◆ REQUIREMENT ◆
Every line below that holds the string "title" should be copied out.

####

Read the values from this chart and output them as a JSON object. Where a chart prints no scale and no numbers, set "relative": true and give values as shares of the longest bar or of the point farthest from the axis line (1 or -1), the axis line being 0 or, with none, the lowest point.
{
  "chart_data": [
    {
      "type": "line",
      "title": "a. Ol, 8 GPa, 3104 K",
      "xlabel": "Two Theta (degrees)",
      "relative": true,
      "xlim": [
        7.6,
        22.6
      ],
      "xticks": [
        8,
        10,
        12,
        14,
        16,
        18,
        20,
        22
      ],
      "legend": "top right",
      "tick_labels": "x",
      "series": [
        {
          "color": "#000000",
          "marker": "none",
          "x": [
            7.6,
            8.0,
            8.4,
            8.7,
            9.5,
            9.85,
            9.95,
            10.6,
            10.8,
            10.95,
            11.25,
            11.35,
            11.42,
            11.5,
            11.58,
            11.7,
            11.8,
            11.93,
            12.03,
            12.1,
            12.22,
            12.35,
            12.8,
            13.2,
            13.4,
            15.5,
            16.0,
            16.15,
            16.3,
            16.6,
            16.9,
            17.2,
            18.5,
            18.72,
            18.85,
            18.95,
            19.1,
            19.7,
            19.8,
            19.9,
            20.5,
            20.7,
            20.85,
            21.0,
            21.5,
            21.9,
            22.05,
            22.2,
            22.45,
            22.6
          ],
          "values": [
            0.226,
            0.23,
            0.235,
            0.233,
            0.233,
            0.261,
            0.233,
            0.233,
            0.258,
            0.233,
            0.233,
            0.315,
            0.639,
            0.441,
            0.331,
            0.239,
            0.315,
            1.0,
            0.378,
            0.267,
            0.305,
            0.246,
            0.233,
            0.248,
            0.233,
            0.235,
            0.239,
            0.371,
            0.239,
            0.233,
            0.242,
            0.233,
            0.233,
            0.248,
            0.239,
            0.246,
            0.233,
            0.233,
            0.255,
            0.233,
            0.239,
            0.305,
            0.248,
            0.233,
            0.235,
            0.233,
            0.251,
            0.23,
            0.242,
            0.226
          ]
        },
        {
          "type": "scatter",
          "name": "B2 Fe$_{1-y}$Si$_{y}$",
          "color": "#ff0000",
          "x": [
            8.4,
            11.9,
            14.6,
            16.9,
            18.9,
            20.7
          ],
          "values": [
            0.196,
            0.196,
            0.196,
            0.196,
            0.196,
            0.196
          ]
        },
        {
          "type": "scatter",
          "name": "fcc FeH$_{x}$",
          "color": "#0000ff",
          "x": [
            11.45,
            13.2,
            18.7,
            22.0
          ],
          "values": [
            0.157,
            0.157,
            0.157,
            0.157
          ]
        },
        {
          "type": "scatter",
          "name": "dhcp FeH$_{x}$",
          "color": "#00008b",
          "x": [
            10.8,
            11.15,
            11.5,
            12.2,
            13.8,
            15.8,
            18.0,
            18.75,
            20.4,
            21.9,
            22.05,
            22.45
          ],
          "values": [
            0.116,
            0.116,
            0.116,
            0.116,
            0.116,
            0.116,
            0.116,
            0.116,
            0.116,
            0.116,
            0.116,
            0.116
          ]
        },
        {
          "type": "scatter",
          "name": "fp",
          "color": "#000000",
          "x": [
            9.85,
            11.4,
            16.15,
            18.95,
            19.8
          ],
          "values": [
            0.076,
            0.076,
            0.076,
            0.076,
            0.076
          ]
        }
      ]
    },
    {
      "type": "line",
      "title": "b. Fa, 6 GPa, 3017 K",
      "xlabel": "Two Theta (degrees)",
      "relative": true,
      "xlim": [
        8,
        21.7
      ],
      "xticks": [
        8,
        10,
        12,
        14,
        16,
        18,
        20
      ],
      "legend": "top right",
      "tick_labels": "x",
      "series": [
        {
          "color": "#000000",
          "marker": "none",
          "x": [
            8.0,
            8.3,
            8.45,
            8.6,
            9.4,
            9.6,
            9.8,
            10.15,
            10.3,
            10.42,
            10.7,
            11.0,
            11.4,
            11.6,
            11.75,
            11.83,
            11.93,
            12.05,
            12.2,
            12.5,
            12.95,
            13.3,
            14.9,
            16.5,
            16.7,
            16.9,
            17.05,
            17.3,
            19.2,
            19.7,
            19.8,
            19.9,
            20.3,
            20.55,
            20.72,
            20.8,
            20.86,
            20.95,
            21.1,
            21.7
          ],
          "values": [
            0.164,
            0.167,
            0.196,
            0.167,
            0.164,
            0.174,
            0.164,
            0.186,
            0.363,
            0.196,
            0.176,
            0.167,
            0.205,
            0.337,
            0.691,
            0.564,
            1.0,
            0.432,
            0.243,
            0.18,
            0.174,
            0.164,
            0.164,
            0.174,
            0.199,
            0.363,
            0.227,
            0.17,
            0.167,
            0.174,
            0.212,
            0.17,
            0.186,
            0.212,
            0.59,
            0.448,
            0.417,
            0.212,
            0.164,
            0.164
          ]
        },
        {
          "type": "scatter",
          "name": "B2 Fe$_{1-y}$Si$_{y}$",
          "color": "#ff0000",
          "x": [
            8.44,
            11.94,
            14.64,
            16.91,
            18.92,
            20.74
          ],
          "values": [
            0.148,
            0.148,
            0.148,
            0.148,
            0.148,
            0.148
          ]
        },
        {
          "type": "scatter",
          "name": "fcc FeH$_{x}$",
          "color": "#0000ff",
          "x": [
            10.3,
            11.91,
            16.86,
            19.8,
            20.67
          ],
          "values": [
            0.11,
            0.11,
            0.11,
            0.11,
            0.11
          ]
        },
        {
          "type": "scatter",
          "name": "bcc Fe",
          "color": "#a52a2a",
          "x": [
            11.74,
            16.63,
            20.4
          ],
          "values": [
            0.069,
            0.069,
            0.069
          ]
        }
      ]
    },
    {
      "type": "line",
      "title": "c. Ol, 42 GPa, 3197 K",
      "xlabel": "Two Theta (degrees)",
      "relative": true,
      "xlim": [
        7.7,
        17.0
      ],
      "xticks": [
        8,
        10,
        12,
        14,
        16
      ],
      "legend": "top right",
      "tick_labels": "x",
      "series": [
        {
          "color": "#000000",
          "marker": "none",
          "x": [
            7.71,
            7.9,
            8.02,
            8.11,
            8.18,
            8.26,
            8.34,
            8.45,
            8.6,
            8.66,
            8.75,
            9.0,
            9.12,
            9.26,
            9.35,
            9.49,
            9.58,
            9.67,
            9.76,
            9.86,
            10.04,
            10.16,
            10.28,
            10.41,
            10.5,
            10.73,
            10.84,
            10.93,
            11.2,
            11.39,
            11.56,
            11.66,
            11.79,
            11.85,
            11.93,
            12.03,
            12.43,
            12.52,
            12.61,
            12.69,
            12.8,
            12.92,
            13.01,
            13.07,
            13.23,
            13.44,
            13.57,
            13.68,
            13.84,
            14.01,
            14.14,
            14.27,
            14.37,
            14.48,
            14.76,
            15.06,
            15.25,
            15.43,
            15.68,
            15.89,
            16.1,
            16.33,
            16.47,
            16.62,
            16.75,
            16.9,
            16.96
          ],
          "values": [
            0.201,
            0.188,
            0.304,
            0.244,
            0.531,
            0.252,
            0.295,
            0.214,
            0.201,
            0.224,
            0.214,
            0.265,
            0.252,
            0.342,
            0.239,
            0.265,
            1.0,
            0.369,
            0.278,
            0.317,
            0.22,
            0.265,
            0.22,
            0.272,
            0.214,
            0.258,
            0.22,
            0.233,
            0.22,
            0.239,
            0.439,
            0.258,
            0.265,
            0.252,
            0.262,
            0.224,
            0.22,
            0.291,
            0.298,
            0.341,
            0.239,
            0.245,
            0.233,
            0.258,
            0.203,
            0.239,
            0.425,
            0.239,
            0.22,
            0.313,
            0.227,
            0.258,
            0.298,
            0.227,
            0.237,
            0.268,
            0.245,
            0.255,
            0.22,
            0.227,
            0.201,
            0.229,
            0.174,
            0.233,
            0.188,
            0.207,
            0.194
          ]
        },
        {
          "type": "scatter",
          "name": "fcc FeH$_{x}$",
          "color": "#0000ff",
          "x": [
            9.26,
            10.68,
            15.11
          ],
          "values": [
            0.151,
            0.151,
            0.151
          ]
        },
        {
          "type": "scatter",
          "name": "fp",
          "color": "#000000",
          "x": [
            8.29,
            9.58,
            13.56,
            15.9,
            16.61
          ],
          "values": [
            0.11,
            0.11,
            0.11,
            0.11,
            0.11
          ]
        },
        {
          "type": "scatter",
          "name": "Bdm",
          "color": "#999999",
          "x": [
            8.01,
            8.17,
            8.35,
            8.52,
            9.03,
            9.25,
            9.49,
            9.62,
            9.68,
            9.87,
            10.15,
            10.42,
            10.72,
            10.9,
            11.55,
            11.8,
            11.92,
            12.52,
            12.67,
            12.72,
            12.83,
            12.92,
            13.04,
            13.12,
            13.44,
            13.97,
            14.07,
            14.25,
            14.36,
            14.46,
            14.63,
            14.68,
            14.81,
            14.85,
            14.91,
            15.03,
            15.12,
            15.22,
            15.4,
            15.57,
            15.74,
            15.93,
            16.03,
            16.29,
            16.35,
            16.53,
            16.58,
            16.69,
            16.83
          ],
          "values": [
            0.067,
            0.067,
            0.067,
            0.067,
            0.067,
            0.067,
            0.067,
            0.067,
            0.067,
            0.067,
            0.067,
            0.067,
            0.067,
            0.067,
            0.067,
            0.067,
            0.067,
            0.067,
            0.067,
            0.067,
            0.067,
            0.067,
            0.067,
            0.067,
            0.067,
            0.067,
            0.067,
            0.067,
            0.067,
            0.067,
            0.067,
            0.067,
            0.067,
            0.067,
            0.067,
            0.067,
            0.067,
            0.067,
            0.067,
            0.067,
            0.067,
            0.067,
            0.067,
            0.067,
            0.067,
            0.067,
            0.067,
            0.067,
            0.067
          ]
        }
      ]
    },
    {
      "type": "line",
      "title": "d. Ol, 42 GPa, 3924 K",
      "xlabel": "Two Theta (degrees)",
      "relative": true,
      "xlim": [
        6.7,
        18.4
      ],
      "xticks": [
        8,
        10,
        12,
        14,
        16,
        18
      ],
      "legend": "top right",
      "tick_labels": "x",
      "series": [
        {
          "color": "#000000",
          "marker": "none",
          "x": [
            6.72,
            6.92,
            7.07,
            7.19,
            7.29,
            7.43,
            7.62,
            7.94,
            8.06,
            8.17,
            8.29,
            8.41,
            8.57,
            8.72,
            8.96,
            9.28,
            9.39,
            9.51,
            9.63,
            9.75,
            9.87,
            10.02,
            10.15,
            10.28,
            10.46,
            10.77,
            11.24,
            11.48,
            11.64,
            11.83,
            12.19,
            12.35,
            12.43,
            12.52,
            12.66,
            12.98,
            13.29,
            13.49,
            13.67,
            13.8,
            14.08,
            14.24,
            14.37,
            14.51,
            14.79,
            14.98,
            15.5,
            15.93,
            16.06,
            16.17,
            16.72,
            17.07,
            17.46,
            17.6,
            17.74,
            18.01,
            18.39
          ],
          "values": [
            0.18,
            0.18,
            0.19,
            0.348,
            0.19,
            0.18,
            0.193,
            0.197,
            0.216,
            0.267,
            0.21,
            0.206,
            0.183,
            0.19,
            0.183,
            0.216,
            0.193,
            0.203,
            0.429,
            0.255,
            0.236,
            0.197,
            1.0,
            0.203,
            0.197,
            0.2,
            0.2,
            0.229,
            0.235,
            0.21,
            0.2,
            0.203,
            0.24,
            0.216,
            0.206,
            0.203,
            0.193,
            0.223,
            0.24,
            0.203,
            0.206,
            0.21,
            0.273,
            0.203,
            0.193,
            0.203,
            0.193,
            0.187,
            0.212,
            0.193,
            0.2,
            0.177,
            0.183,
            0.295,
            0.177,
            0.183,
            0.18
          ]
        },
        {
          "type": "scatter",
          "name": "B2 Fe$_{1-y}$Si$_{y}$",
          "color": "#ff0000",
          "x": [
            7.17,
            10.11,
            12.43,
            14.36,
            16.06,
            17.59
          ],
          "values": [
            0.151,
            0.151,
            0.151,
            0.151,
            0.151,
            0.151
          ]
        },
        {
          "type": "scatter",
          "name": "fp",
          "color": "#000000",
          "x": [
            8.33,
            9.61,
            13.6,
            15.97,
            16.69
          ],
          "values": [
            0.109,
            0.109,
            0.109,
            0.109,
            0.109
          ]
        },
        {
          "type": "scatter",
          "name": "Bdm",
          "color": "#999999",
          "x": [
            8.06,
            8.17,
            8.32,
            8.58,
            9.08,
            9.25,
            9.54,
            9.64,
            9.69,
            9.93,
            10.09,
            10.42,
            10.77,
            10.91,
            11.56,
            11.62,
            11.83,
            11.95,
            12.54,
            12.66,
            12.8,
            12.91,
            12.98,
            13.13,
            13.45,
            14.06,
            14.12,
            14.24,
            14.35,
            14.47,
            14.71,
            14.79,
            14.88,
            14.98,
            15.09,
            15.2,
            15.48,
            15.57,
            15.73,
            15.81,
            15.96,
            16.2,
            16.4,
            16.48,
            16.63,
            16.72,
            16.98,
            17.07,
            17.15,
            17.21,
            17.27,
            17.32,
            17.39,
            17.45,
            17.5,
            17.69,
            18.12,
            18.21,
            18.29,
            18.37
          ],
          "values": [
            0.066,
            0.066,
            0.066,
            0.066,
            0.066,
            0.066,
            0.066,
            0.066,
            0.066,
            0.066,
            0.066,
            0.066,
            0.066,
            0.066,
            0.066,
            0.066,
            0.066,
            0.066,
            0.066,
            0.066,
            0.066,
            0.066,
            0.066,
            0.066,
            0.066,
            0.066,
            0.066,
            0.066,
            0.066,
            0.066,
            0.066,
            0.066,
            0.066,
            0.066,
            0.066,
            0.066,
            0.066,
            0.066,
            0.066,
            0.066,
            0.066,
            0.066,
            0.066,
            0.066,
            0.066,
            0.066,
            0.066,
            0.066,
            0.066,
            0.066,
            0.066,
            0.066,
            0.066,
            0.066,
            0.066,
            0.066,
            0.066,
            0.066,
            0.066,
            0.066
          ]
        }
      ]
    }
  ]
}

####

◆ COMPLETE RESPONSE ◆
      "title": "a. Ol, 8 GPa, 3104 K",
      "title": "b. Fa, 6 GPa, 3017 K",
      "title": "c. Ol, 42 GPa, 3197 K",
      "title": "d. Ol, 42 GPa, 3924 K",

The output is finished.